■ **PROBLEM DESCRIPTION**:
Gather all lines from the material that contain the word "JSON".

Excerpts from a figure dataset:

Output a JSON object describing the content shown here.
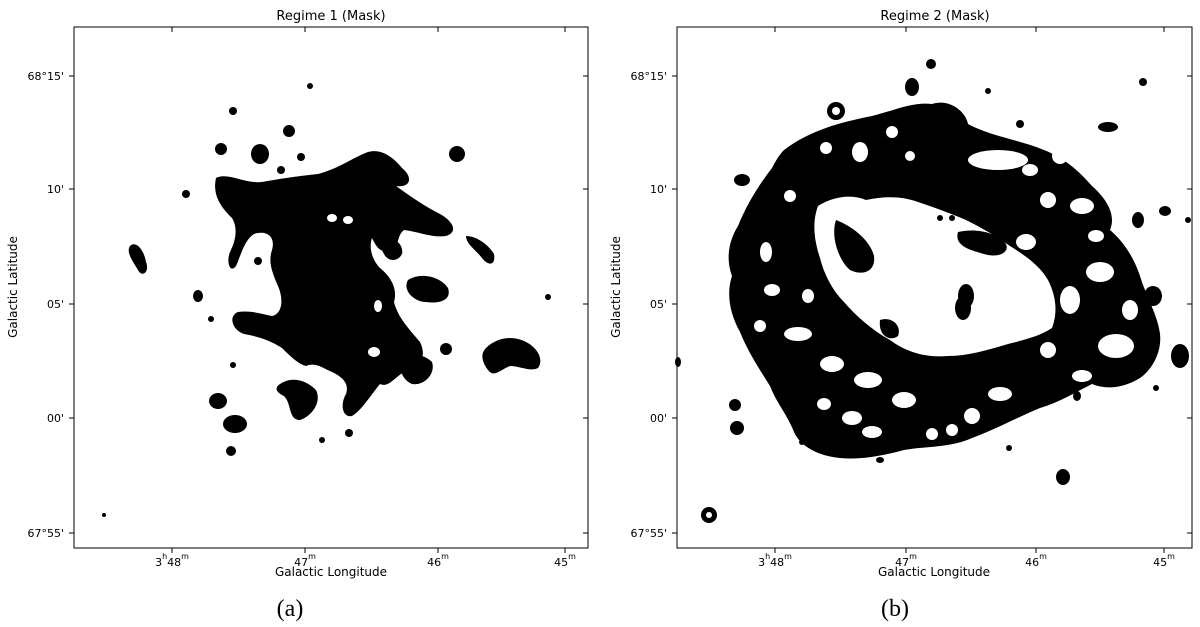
{
  "panels": [
    {
      "id": "a",
      "title": "Regime 1 (Mask)",
      "xlabel": "Galactic Longitude",
      "ylabel": "Galactic Latitude",
      "caption": "(a)",
      "x_ticks": [
        {
          "h": "3",
          "m": "48"
        },
        {
          "h": "",
          "m": "47"
        },
        {
          "h": "",
          "m": "46"
        },
        {
          "h": "",
          "m": "45"
        }
      ],
      "y_ticks": [
        "68°15'",
        "10'",
        "05'",
        "00'",
        "67°55'"
      ]
    },
    {
      "id": "b",
      "title": "Regime 2 (Mask)",
      "xlabel": "Galactic Longitude",
      "ylabel": "Galactic Latitude",
      "caption": "(b)",
      "x_ticks": [
        {
          "h": "3",
          "m": "48"
        },
        {
          "h": "",
          "m": "47"
        },
        {
          "h": "",
          "m": "46"
        },
        {
          "h": "",
          "m": "45"
        }
      ],
      "y_ticks": [
        "68°15'",
        "10'",
        "05'",
        "00'",
        "67°55'"
      ]
    }
  ],
  "colors": {
    "mask": "#000000",
    "background": "#ffffff"
  }
}
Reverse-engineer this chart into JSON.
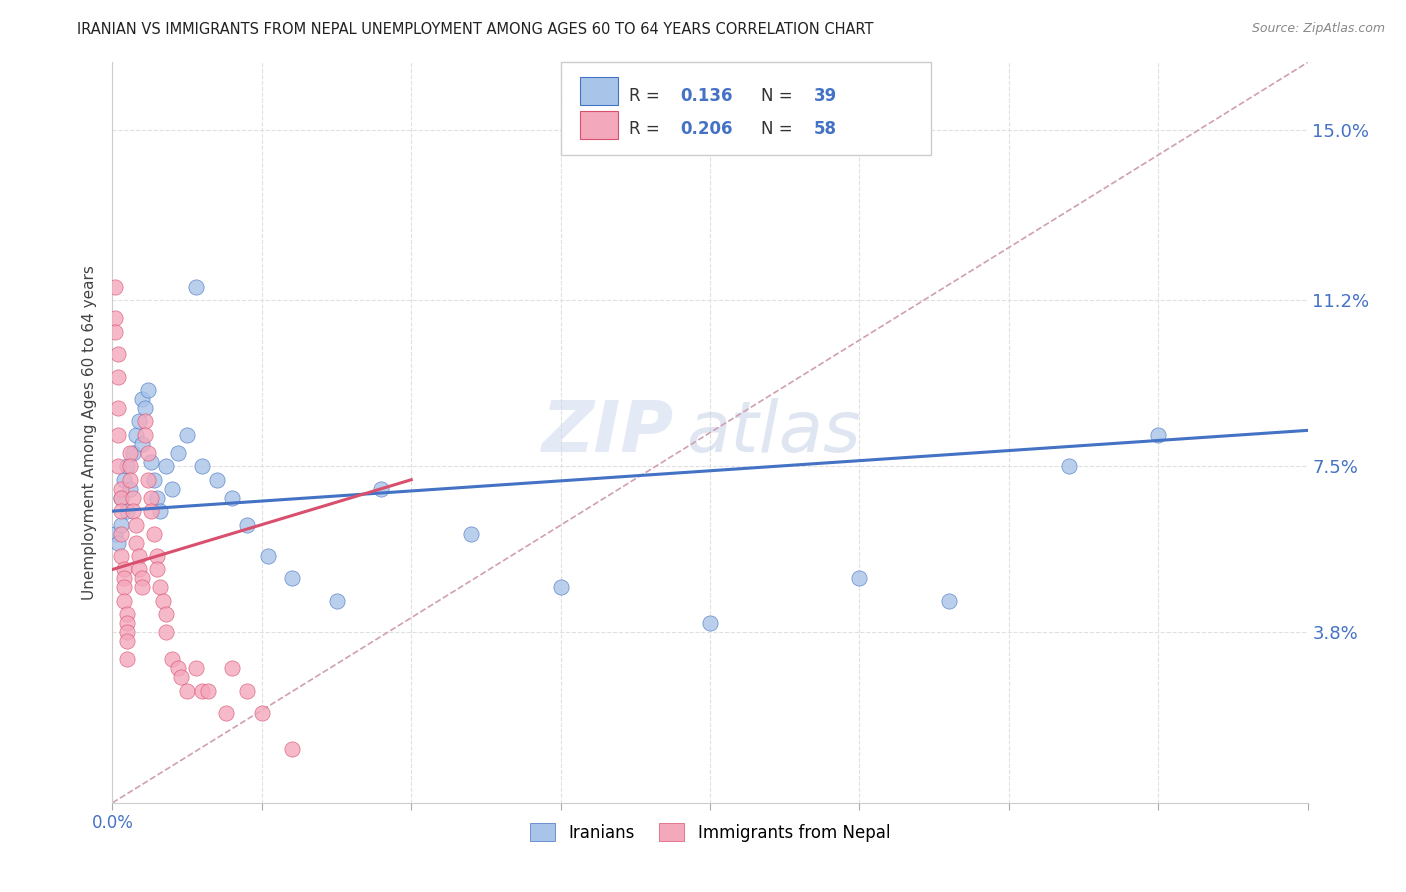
{
  "title": "IRANIAN VS IMMIGRANTS FROM NEPAL UNEMPLOYMENT AMONG AGES 60 TO 64 YEARS CORRELATION CHART",
  "source": "Source: ZipAtlas.com",
  "ylabel": "Unemployment Among Ages 60 to 64 years",
  "ytick_labels": [
    "15.0%",
    "11.2%",
    "7.5%",
    "3.8%"
  ],
  "ytick_values": [
    0.15,
    0.112,
    0.075,
    0.038
  ],
  "xmin": 0.0,
  "xmax": 0.4,
  "ymin": 0.0,
  "ymax": 0.165,
  "iranians_color": "#a8c4e8",
  "nepal_color": "#f4a8bc",
  "trend_iranians_color": "#4472c4",
  "trend_nepal_color": "#d94f6e",
  "ref_line_color": "#d0a0b0",
  "legend_iranians_label": "Iranians",
  "legend_nepal_label": "Immigrants from Nepal",
  "R_iranians": "0.136",
  "N_iranians": "39",
  "R_nepal": "0.206",
  "N_nepal": "58",
  "iranians_x": [
    0.001,
    0.002,
    0.003,
    0.003,
    0.004,
    0.005,
    0.005,
    0.006,
    0.007,
    0.008,
    0.009,
    0.01,
    0.01,
    0.011,
    0.012,
    0.013,
    0.014,
    0.015,
    0.016,
    0.018,
    0.02,
    0.022,
    0.025,
    0.028,
    0.03,
    0.035,
    0.04,
    0.045,
    0.052,
    0.06,
    0.075,
    0.09,
    0.12,
    0.15,
    0.2,
    0.25,
    0.28,
    0.32,
    0.35
  ],
  "iranians_y": [
    0.06,
    0.058,
    0.062,
    0.068,
    0.072,
    0.065,
    0.075,
    0.07,
    0.078,
    0.082,
    0.085,
    0.08,
    0.09,
    0.088,
    0.092,
    0.076,
    0.072,
    0.068,
    0.065,
    0.075,
    0.07,
    0.078,
    0.082,
    0.115,
    0.075,
    0.072,
    0.068,
    0.062,
    0.055,
    0.05,
    0.045,
    0.07,
    0.06,
    0.048,
    0.04,
    0.05,
    0.045,
    0.075,
    0.082
  ],
  "nepal_x": [
    0.001,
    0.001,
    0.001,
    0.002,
    0.002,
    0.002,
    0.002,
    0.002,
    0.003,
    0.003,
    0.003,
    0.003,
    0.003,
    0.004,
    0.004,
    0.004,
    0.004,
    0.005,
    0.005,
    0.005,
    0.005,
    0.005,
    0.006,
    0.006,
    0.006,
    0.007,
    0.007,
    0.008,
    0.008,
    0.009,
    0.009,
    0.01,
    0.01,
    0.011,
    0.011,
    0.012,
    0.012,
    0.013,
    0.013,
    0.014,
    0.015,
    0.015,
    0.016,
    0.017,
    0.018,
    0.018,
    0.02,
    0.022,
    0.023,
    0.025,
    0.028,
    0.03,
    0.032,
    0.038,
    0.04,
    0.045,
    0.05,
    0.06
  ],
  "nepal_y": [
    0.115,
    0.108,
    0.105,
    0.1,
    0.095,
    0.088,
    0.082,
    0.075,
    0.07,
    0.068,
    0.065,
    0.06,
    0.055,
    0.052,
    0.05,
    0.048,
    0.045,
    0.042,
    0.04,
    0.038,
    0.036,
    0.032,
    0.078,
    0.075,
    0.072,
    0.068,
    0.065,
    0.062,
    0.058,
    0.055,
    0.052,
    0.05,
    0.048,
    0.085,
    0.082,
    0.078,
    0.072,
    0.068,
    0.065,
    0.06,
    0.055,
    0.052,
    0.048,
    0.045,
    0.042,
    0.038,
    0.032,
    0.03,
    0.028,
    0.025,
    0.03,
    0.025,
    0.025,
    0.02,
    0.03,
    0.025,
    0.02,
    0.012
  ],
  "watermark_top": "ZIP",
  "watermark_bottom": "atlas",
  "background_color": "#ffffff",
  "grid_color": "#e0e0e0"
}
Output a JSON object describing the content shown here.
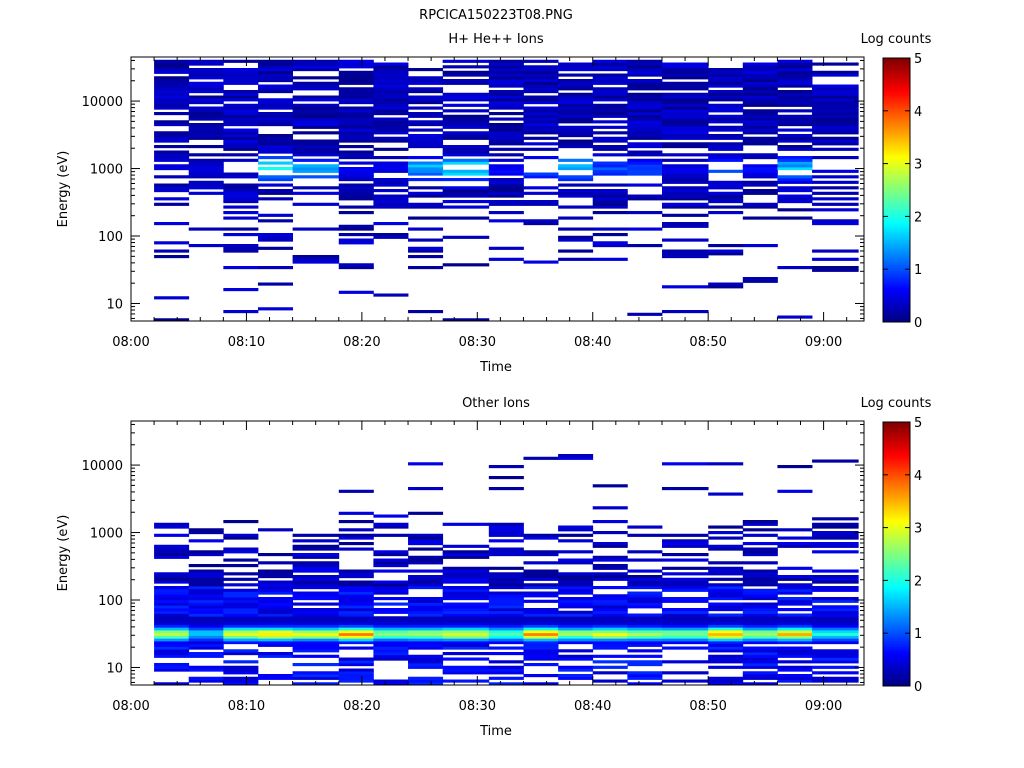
{
  "figure": {
    "filename": "RPCICA150223T08.PNG"
  },
  "colorbar": {
    "label": "Log counts",
    "ticks": [
      0,
      1,
      2,
      3,
      4,
      5
    ],
    "tick_labels": [
      "0",
      "1",
      "2",
      "3",
      "4",
      "5"
    ],
    "range": [
      0,
      5
    ],
    "colormap": "jet"
  },
  "chart_data": [
    {
      "type": "heatmap",
      "title": "H+ He++ Ions",
      "xlabel": "Time",
      "ylabel": "Energy (eV)",
      "x_ticks": [
        "08:00",
        "08:10",
        "08:20",
        "08:30",
        "08:40",
        "08:50",
        "09:00"
      ],
      "x_tick_minutes": [
        0,
        10,
        20,
        30,
        40,
        50,
        60
      ],
      "xlim_minutes": [
        0,
        63.5
      ],
      "y_scale": "log",
      "y_ticks": [
        10,
        100,
        1000,
        10000
      ],
      "y_tick_labels": [
        "10",
        "100",
        "1000",
        "10000"
      ],
      "ylim": [
        5.5,
        45000
      ],
      "columns": [
        {
          "start": "08:02",
          "end": "08:05",
          "max_log_counts": 0.5
        },
        {
          "start": "08:05",
          "end": "08:08",
          "max_log_counts": 0.5
        },
        {
          "start": "08:08",
          "end": "08:11",
          "max_log_counts": 0.5
        },
        {
          "start": "08:11",
          "end": "08:14",
          "max_log_counts": 2.3
        },
        {
          "start": "08:14",
          "end": "08:18",
          "max_log_counts": 1.6
        },
        {
          "start": "08:18",
          "end": "08:21",
          "max_log_counts": 0.7
        },
        {
          "start": "08:21",
          "end": "08:24",
          "max_log_counts": 0.6
        },
        {
          "start": "08:24",
          "end": "08:27",
          "max_log_counts": 1.8
        },
        {
          "start": "08:27",
          "end": "08:31",
          "max_log_counts": 2.2
        },
        {
          "start": "08:31",
          "end": "08:34",
          "max_log_counts": 0.7
        },
        {
          "start": "08:34",
          "end": "08:37",
          "max_log_counts": 1.3
        },
        {
          "start": "08:37",
          "end": "08:40",
          "max_log_counts": 2.0
        },
        {
          "start": "08:40",
          "end": "08:43",
          "max_log_counts": 1.1
        },
        {
          "start": "08:43",
          "end": "08:46",
          "max_log_counts": 1.2
        },
        {
          "start": "08:46",
          "end": "08:50",
          "max_log_counts": 0.6
        },
        {
          "start": "08:50",
          "end": "08:53",
          "max_log_counts": 1.2
        },
        {
          "start": "08:53",
          "end": "08:56",
          "max_log_counts": 0.7
        },
        {
          "start": "08:56",
          "end": "08:59",
          "max_log_counts": 1.8
        },
        {
          "start": "08:59",
          "end": "09:03",
          "max_log_counts": 0.5
        }
      ]
    },
    {
      "type": "heatmap",
      "title": "Other Ions",
      "xlabel": "Time",
      "ylabel": "Energy (eV)",
      "x_ticks": [
        "08:00",
        "08:10",
        "08:20",
        "08:30",
        "08:40",
        "08:50",
        "09:00"
      ],
      "x_tick_minutes": [
        0,
        10,
        20,
        30,
        40,
        50,
        60
      ],
      "xlim_minutes": [
        0,
        63.5
      ],
      "y_scale": "log",
      "y_ticks": [
        10,
        100,
        1000,
        10000
      ],
      "y_tick_labels": [
        "10",
        "100",
        "1000",
        "10000"
      ],
      "ylim": [
        5.5,
        45000
      ],
      "columns": [
        {
          "start": "08:02",
          "end": "08:05",
          "max_log_counts": 2.8
        },
        {
          "start": "08:05",
          "end": "08:08",
          "max_log_counts": 1.5
        },
        {
          "start": "08:08",
          "end": "08:11",
          "max_log_counts": 3.0
        },
        {
          "start": "08:11",
          "end": "08:14",
          "max_log_counts": 3.2
        },
        {
          "start": "08:14",
          "end": "08:18",
          "max_log_counts": 3.0
        },
        {
          "start": "08:18",
          "end": "08:21",
          "max_log_counts": 3.7
        },
        {
          "start": "08:21",
          "end": "08:24",
          "max_log_counts": 2.6
        },
        {
          "start": "08:24",
          "end": "08:27",
          "max_log_counts": 2.6
        },
        {
          "start": "08:27",
          "end": "08:31",
          "max_log_counts": 2.9
        },
        {
          "start": "08:31",
          "end": "08:34",
          "max_log_counts": 2.3
        },
        {
          "start": "08:34",
          "end": "08:37",
          "max_log_counts": 3.6
        },
        {
          "start": "08:37",
          "end": "08:40",
          "max_log_counts": 2.6
        },
        {
          "start": "08:40",
          "end": "08:43",
          "max_log_counts": 2.9
        },
        {
          "start": "08:43",
          "end": "08:46",
          "max_log_counts": 2.5
        },
        {
          "start": "08:46",
          "end": "08:50",
          "max_log_counts": 2.4
        },
        {
          "start": "08:50",
          "end": "08:53",
          "max_log_counts": 3.6
        },
        {
          "start": "08:53",
          "end": "08:56",
          "max_log_counts": 2.6
        },
        {
          "start": "08:56",
          "end": "08:59",
          "max_log_counts": 3.4
        },
        {
          "start": "08:59",
          "end": "09:03",
          "max_log_counts": 1.8
        }
      ]
    }
  ]
}
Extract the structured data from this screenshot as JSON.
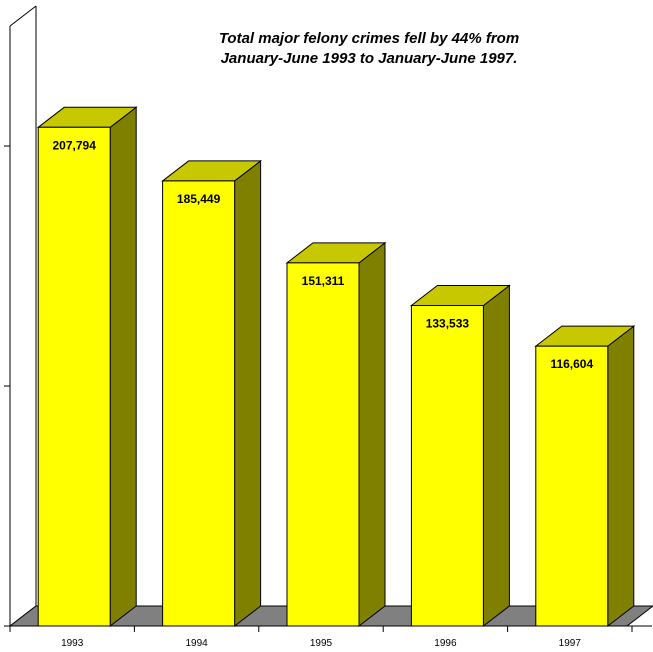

■ **EXPECTED ANSWER**:
Output a JSON object describing the content shown here.
Reverse-engineer this chart into JSON.
Output a JSON object describing the content shown here.
Extract the structured data from this screenshot as JSON.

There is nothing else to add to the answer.